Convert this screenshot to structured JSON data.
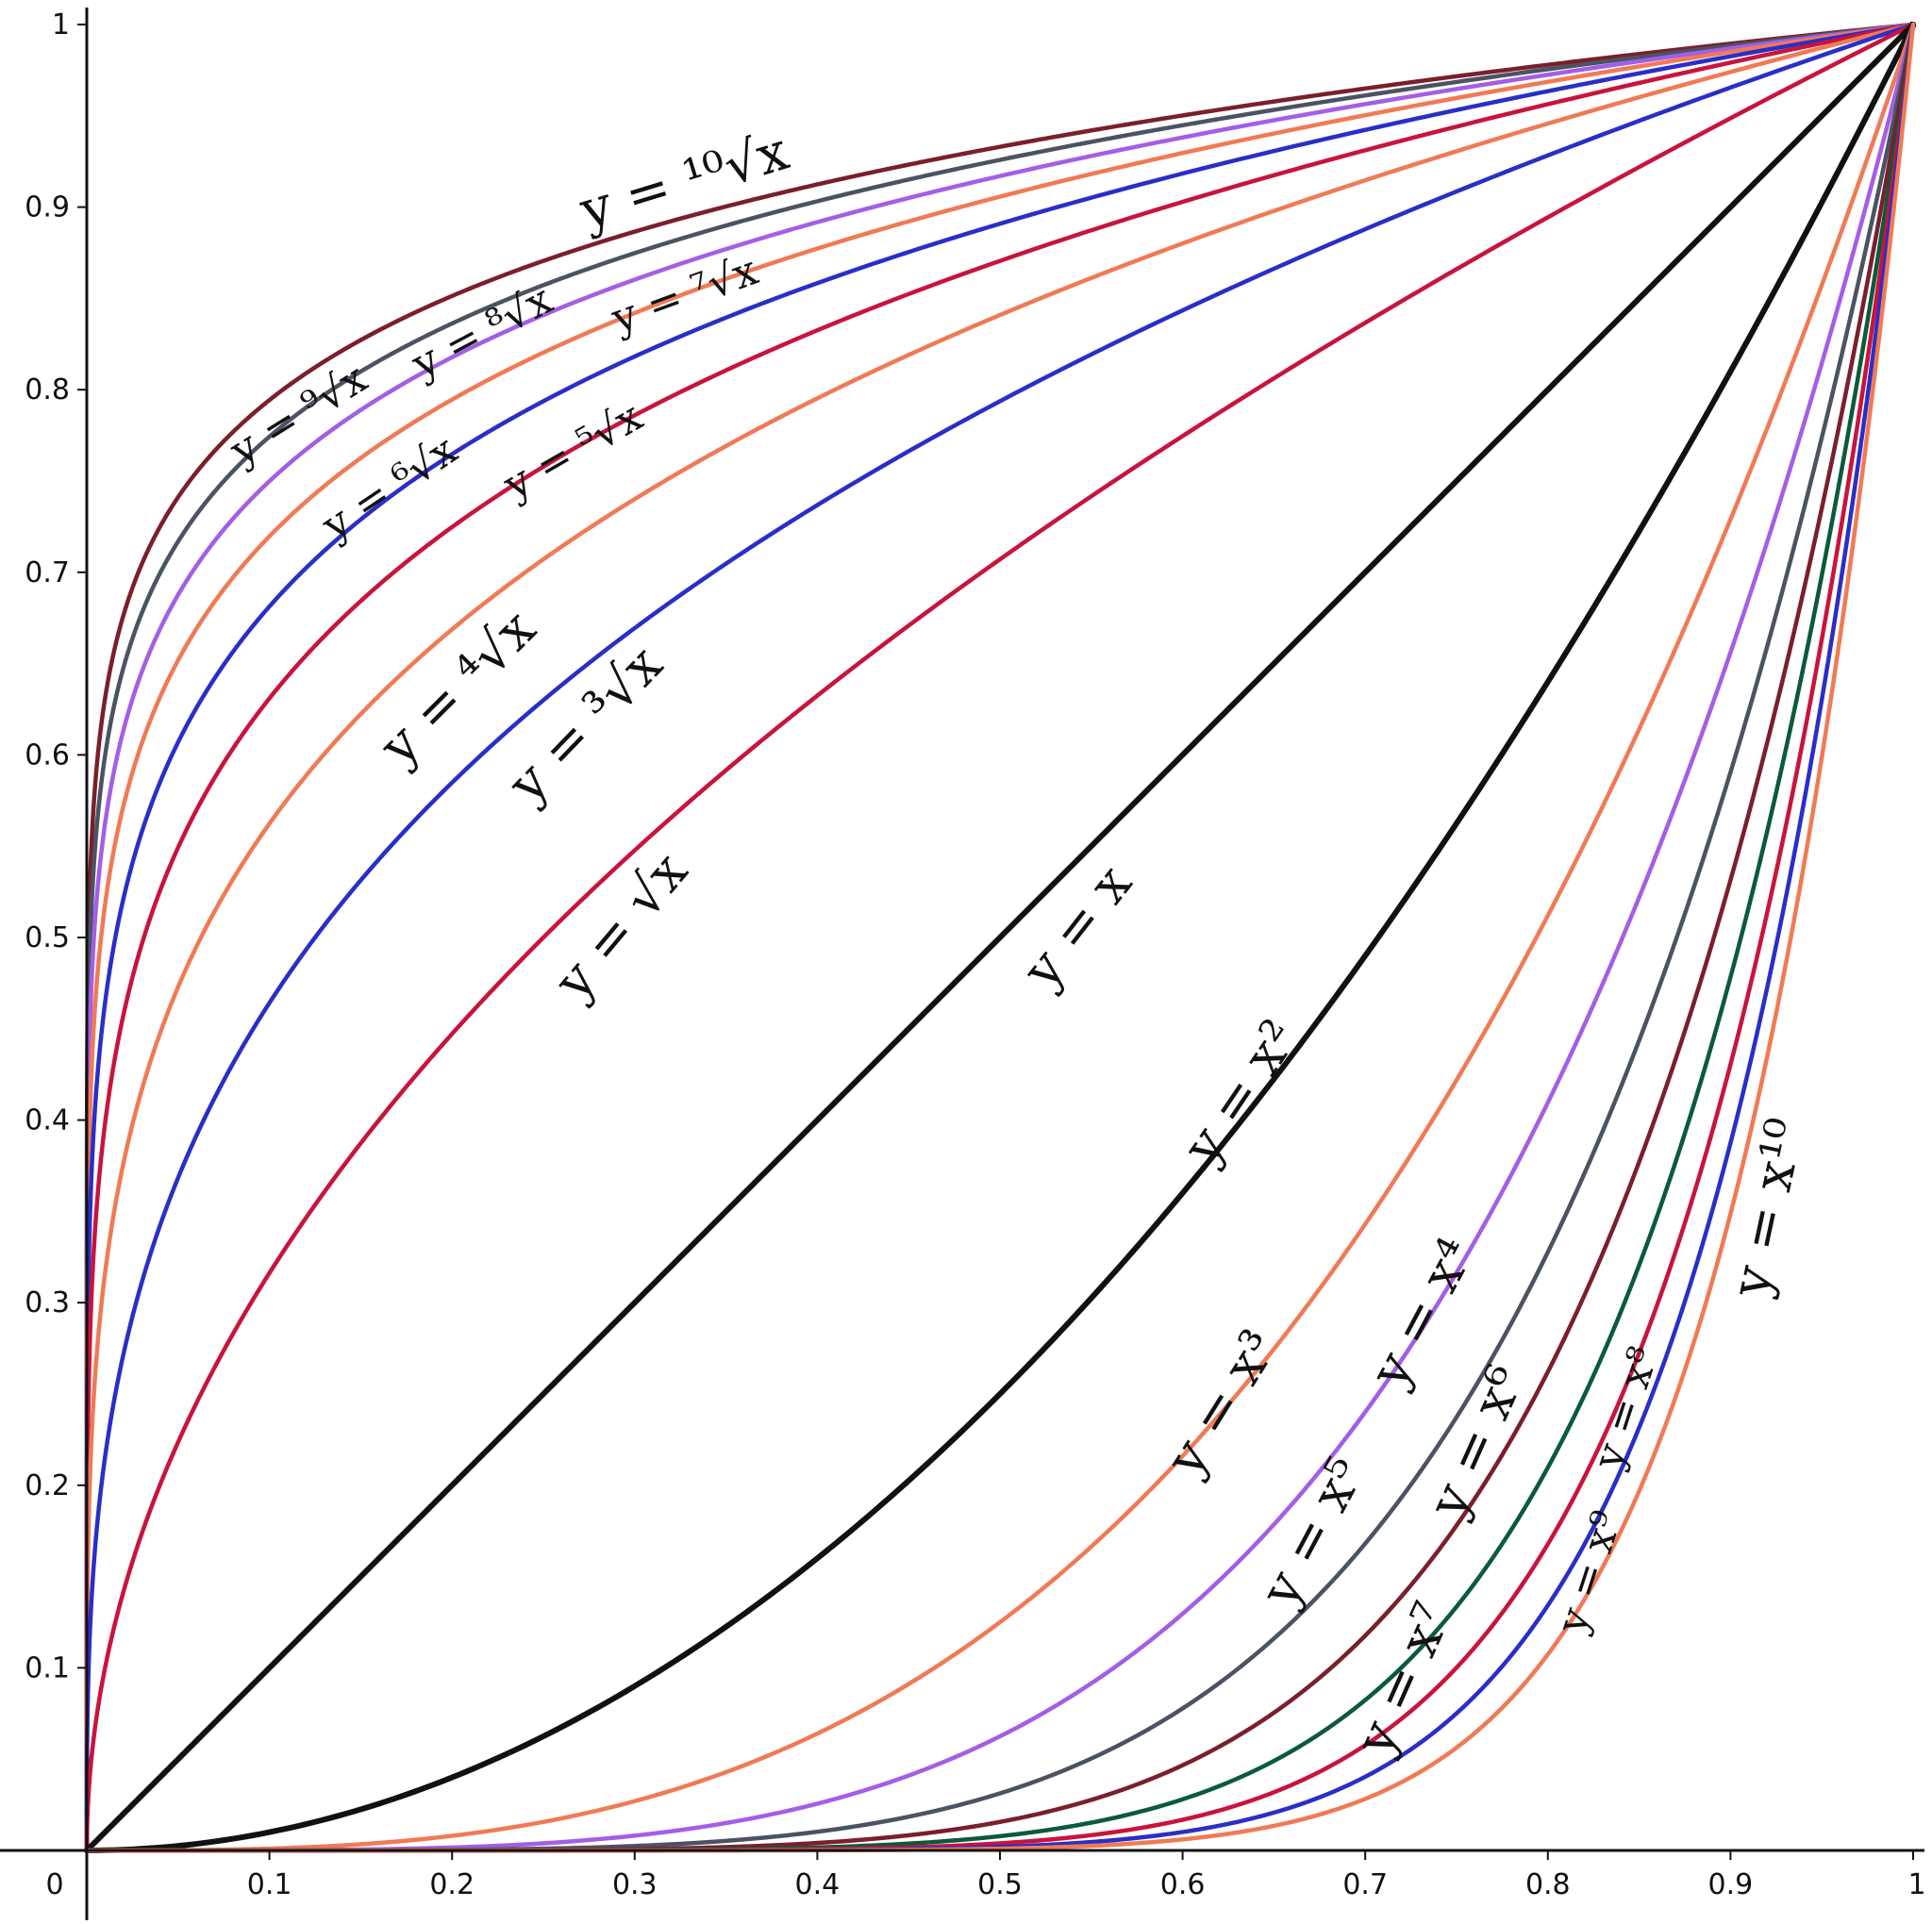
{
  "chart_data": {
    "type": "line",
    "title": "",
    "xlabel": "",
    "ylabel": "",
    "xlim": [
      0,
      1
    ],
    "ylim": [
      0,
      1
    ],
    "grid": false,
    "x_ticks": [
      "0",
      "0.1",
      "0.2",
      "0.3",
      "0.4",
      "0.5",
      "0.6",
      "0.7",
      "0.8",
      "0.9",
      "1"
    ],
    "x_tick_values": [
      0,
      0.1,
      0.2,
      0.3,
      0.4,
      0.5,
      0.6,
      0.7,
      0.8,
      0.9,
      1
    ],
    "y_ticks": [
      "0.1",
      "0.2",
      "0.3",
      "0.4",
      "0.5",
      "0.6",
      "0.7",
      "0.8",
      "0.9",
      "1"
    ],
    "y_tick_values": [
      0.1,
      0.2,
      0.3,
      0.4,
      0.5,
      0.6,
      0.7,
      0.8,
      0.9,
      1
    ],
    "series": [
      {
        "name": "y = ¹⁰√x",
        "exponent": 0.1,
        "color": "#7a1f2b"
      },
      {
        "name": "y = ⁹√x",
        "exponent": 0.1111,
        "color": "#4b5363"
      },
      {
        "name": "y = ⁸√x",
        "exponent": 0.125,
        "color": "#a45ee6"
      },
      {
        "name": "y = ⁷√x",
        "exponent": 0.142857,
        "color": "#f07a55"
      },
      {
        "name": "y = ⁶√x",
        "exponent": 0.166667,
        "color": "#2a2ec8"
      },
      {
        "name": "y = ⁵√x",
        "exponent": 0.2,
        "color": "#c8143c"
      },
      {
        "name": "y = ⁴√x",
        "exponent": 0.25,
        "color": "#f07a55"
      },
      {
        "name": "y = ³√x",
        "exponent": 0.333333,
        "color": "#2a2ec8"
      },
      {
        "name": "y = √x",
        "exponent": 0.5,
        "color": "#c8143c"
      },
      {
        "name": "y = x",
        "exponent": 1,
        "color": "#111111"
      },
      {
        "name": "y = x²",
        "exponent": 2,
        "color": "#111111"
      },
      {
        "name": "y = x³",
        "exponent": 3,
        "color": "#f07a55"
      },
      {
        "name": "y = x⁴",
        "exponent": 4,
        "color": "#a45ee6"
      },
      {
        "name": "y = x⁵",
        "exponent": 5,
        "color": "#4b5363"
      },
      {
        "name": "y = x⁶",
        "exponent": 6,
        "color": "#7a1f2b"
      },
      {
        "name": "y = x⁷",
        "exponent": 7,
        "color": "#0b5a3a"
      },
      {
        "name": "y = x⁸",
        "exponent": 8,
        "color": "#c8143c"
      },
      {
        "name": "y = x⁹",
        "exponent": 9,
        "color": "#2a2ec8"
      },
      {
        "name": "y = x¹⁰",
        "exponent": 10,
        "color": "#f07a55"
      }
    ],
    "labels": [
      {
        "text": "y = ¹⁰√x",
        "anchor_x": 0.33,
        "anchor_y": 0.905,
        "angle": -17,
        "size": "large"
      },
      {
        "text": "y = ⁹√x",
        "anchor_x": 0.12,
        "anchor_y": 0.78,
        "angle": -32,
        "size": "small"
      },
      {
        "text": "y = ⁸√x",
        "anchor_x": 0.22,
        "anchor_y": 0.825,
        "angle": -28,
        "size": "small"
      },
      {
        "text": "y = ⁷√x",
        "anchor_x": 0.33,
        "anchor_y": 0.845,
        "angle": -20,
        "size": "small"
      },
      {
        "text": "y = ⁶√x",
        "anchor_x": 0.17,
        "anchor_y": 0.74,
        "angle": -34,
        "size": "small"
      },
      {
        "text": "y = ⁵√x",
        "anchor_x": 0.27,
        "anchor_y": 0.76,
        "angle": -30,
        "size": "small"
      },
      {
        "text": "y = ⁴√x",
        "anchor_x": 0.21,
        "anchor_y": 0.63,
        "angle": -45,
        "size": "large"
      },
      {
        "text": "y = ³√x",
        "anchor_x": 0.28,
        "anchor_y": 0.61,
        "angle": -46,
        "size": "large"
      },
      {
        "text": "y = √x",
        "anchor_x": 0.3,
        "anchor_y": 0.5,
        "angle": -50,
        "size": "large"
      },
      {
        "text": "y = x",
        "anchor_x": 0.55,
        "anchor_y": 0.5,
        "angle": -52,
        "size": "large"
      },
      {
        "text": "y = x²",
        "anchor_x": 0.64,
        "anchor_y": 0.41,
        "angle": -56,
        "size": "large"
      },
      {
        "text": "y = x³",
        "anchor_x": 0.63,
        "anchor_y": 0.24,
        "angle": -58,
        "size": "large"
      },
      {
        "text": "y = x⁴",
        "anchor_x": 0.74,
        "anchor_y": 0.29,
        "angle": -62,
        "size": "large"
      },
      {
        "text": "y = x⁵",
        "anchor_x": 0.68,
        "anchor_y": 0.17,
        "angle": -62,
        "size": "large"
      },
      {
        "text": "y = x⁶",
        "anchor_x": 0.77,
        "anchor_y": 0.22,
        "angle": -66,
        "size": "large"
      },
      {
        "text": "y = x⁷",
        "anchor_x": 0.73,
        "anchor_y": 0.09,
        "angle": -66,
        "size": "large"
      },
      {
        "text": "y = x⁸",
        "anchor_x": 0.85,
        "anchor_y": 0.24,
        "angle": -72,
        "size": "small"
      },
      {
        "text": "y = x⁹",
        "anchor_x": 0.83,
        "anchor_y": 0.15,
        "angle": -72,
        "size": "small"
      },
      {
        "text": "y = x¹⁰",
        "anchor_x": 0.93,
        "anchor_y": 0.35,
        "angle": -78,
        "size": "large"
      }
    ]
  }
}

- - -

Transcribe each entry precisely as given, leaving the pictures out.

Convert this screenshot to structured JSON data.
{
  "chart_data": {
    "type": "line",
    "title": "",
    "xlabel": "",
    "ylabel": "",
    "xlim": [
      0,
      1
    ],
    "ylim": [
      0,
      1
    ],
    "grid": false,
    "x_ticks": [
      "0",
      "0.1",
      "0.2",
      "0.3",
      "0.4",
      "0.5",
      "0.6",
      "0.7",
      "0.8",
      "0.9",
      "1"
    ],
    "x_tick_values": [
      0,
      0.1,
      0.2,
      0.3,
      0.4,
      0.5,
      0.6,
      0.7,
      0.8,
      0.9,
      1
    ],
    "y_ticks": [
      "0.1",
      "0.2",
      "0.3",
      "0.4",
      "0.5",
      "0.6",
      "0.7",
      "0.8",
      "0.9",
      "1"
    ],
    "y_tick_values": [
      0.1,
      0.2,
      0.3,
      0.4,
      0.5,
      0.6,
      0.7,
      0.8,
      0.9,
      1
    ],
    "series": [
      {
        "name": "y = ¹⁰√x",
        "exponent": 0.1,
        "color": "#7a1f2b"
      },
      {
        "name": "y = ⁹√x",
        "exponent": 0.1111,
        "color": "#4b5363"
      },
      {
        "name": "y = ⁸√x",
        "exponent": 0.125,
        "color": "#a45ee6"
      },
      {
        "name": "y = ⁷√x",
        "exponent": 0.142857,
        "color": "#f07a55"
      },
      {
        "name": "y = ⁶√x",
        "exponent": 0.166667,
        "color": "#2a2ec8"
      },
      {
        "name": "y = ⁵√x",
        "exponent": 0.2,
        "color": "#c8143c"
      },
      {
        "name": "y = ⁴√x",
        "exponent": 0.25,
        "color": "#f07a55"
      },
      {
        "name": "y = ³√x",
        "exponent": 0.333333,
        "color": "#2a2ec8"
      },
      {
        "name": "y = √x",
        "exponent": 0.5,
        "color": "#c8143c"
      },
      {
        "name": "y = x",
        "exponent": 1,
        "color": "#111111"
      },
      {
        "name": "y = x²",
        "exponent": 2,
        "color": "#111111"
      },
      {
        "name": "y = x³",
        "exponent": 3,
        "color": "#f07a55"
      },
      {
        "name": "y = x⁴",
        "exponent": 4,
        "color": "#a45ee6"
      },
      {
        "name": "y = x⁵",
        "exponent": 5,
        "color": "#4b5363"
      },
      {
        "name": "y = x⁶",
        "exponent": 6,
        "color": "#7a1f2b"
      },
      {
        "name": "y = x⁷",
        "exponent": 7,
        "color": "#0b5a3a"
      },
      {
        "name": "y = x⁸",
        "exponent": 8,
        "color": "#c8143c"
      },
      {
        "name": "y = x⁹",
        "exponent": 9,
        "color": "#2a2ec8"
      },
      {
        "name": "y = x¹⁰",
        "exponent": 10,
        "color": "#f07a55"
      }
    ],
    "labels": [
      {
        "text": "y = ¹⁰√x",
        "anchor_x": 0.33,
        "anchor_y": 0.905,
        "angle": -17,
        "size": "large"
      },
      {
        "text": "y = ⁹√x",
        "anchor_x": 0.12,
        "anchor_y": 0.78,
        "angle": -32,
        "size": "small"
      },
      {
        "text": "y = ⁸√x",
        "anchor_x": 0.22,
        "anchor_y": 0.825,
        "angle": -28,
        "size": "small"
      },
      {
        "text": "y = ⁷√x",
        "anchor_x": 0.33,
        "anchor_y": 0.845,
        "angle": -20,
        "size": "small"
      },
      {
        "text": "y = ⁶√x",
        "anchor_x": 0.17,
        "anchor_y": 0.74,
        "angle": -34,
        "size": "small"
      },
      {
        "text": "y = ⁵√x",
        "anchor_x": 0.27,
        "anchor_y": 0.76,
        "angle": -30,
        "size": "small"
      },
      {
        "text": "y = ⁴√x",
        "anchor_x": 0.21,
        "anchor_y": 0.63,
        "angle": -45,
        "size": "large"
      },
      {
        "text": "y = ³√x",
        "anchor_x": 0.28,
        "anchor_y": 0.61,
        "angle": -46,
        "size": "large"
      },
      {
        "text": "y = √x",
        "anchor_x": 0.3,
        "anchor_y": 0.5,
        "angle": -50,
        "size": "large"
      },
      {
        "text": "y = x",
        "anchor_x": 0.55,
        "anchor_y": 0.5,
        "angle": -52,
        "size": "large"
      },
      {
        "text": "y = x²",
        "anchor_x": 0.64,
        "anchor_y": 0.41,
        "angle": -56,
        "size": "large"
      },
      {
        "text": "y = x³",
        "anchor_x": 0.63,
        "anchor_y": 0.24,
        "angle": -58,
        "size": "large"
      },
      {
        "text": "y = x⁴",
        "anchor_x": 0.74,
        "anchor_y": 0.29,
        "angle": -62,
        "size": "large"
      },
      {
        "text": "y = x⁵",
        "anchor_x": 0.68,
        "anchor_y": 0.17,
        "angle": -62,
        "size": "large"
      },
      {
        "text": "y = x⁶",
        "anchor_x": 0.77,
        "anchor_y": 0.22,
        "angle": -66,
        "size": "large"
      },
      {
        "text": "y = x⁷",
        "anchor_x": 0.73,
        "anchor_y": 0.09,
        "angle": -66,
        "size": "large"
      },
      {
        "text": "y = x⁸",
        "anchor_x": 0.85,
        "anchor_y": 0.24,
        "angle": -72,
        "size": "small"
      },
      {
        "text": "y = x⁹",
        "anchor_x": 0.83,
        "anchor_y": 0.15,
        "angle": -72,
        "size": "small"
      },
      {
        "text": "y = x¹⁰",
        "anchor_x": 0.93,
        "anchor_y": 0.35,
        "angle": -78,
        "size": "large"
      }
    ]
  }
}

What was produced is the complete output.